Exercise goal:
Where a line holds the string "image", return that line.

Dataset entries
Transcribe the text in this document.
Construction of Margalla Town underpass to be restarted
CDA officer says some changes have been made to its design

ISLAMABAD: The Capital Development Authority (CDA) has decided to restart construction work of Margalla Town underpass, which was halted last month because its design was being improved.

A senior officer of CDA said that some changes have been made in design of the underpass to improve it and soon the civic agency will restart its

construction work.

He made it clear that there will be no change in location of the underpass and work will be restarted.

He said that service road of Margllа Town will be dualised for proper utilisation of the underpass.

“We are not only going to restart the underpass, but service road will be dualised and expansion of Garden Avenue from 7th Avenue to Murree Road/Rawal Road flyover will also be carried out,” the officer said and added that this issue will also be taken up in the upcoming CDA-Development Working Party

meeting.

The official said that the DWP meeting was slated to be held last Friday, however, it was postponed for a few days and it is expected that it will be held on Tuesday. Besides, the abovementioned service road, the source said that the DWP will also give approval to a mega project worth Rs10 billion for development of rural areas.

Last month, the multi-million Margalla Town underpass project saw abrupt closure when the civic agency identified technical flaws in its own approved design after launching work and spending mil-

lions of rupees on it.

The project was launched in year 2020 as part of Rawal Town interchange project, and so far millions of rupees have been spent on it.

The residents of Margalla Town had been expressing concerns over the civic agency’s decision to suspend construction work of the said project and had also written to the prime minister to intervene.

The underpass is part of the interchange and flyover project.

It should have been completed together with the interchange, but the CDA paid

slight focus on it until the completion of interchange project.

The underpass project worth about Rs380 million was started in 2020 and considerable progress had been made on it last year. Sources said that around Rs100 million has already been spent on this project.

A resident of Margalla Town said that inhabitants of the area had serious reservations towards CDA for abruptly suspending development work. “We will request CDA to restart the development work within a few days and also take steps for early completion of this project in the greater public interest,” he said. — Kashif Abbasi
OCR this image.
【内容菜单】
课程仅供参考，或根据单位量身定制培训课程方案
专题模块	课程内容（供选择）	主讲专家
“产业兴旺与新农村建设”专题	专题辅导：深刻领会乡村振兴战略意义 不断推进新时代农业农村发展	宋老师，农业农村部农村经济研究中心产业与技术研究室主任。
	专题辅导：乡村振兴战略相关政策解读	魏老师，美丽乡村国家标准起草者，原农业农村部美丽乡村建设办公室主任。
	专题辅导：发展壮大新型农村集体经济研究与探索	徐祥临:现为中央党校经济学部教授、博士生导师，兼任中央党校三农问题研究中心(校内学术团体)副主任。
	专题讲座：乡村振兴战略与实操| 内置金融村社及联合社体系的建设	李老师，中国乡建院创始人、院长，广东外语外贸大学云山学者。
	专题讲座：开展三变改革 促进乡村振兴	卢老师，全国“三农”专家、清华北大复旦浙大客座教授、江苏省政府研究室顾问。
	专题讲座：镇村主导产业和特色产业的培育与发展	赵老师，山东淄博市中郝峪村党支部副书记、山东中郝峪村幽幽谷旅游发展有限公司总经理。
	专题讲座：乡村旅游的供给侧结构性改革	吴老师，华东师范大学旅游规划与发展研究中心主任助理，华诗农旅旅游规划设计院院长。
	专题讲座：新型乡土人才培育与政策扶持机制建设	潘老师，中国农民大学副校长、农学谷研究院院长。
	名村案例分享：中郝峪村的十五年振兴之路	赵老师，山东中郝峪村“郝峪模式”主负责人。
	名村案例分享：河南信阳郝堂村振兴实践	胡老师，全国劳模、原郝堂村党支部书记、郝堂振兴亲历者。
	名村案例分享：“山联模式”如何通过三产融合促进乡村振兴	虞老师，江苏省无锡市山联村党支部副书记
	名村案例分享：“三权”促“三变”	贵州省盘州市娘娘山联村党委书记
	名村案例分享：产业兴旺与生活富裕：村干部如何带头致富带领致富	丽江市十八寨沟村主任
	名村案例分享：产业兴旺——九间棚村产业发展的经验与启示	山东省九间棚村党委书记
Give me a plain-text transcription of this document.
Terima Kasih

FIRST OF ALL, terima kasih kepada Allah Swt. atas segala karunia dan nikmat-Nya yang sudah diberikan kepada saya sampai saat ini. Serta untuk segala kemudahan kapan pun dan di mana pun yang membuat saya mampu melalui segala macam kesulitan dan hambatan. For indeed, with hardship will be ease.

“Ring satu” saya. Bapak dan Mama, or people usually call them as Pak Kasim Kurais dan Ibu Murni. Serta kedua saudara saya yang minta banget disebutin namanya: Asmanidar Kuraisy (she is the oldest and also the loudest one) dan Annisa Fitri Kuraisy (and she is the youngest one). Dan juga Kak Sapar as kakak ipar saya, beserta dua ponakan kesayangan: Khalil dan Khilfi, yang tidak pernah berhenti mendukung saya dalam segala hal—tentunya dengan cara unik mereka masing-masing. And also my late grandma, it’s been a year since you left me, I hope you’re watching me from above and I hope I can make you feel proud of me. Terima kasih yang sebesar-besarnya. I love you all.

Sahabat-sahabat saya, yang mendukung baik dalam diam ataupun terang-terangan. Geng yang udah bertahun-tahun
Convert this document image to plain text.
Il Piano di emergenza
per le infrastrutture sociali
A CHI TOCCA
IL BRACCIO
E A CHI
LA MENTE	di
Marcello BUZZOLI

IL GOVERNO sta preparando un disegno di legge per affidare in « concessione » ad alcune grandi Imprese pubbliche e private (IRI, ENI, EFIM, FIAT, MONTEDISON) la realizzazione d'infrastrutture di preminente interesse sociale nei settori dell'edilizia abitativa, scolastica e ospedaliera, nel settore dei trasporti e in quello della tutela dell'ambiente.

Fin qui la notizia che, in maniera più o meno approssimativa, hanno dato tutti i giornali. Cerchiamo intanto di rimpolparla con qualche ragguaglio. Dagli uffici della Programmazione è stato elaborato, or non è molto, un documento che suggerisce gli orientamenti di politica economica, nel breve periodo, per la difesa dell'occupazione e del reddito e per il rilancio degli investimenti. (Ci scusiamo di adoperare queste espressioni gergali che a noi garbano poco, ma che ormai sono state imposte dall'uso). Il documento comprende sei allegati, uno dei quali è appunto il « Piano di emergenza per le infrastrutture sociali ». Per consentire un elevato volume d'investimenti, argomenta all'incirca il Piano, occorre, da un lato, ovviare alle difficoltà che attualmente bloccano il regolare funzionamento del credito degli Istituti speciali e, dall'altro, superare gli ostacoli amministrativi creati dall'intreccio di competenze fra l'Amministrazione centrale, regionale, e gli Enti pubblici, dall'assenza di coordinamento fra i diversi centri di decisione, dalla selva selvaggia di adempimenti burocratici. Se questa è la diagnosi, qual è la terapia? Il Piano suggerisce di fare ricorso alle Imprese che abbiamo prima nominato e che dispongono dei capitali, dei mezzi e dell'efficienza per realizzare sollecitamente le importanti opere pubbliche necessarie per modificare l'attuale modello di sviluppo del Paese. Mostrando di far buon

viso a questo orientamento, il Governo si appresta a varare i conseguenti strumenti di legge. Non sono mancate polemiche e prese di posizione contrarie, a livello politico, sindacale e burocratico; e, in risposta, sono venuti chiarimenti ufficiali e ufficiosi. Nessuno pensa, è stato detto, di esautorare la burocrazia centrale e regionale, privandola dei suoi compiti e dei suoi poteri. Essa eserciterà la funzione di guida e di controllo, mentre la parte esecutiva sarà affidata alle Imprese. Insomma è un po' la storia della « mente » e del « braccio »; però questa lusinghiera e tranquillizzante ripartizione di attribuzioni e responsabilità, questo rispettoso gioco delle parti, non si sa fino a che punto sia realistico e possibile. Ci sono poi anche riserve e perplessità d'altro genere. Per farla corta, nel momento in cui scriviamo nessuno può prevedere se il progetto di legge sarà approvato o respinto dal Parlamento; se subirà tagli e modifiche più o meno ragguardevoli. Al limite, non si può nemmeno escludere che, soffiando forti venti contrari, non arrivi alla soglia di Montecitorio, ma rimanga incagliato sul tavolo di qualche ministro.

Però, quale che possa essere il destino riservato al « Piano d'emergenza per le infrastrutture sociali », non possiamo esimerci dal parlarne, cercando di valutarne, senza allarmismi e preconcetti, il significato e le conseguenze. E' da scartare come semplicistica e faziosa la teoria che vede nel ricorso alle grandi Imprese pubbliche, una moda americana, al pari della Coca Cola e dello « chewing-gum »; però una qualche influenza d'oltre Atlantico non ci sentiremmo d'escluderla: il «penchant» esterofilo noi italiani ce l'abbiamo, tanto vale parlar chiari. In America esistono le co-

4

Final result:
OCR this image.
Convert this document image to plain text.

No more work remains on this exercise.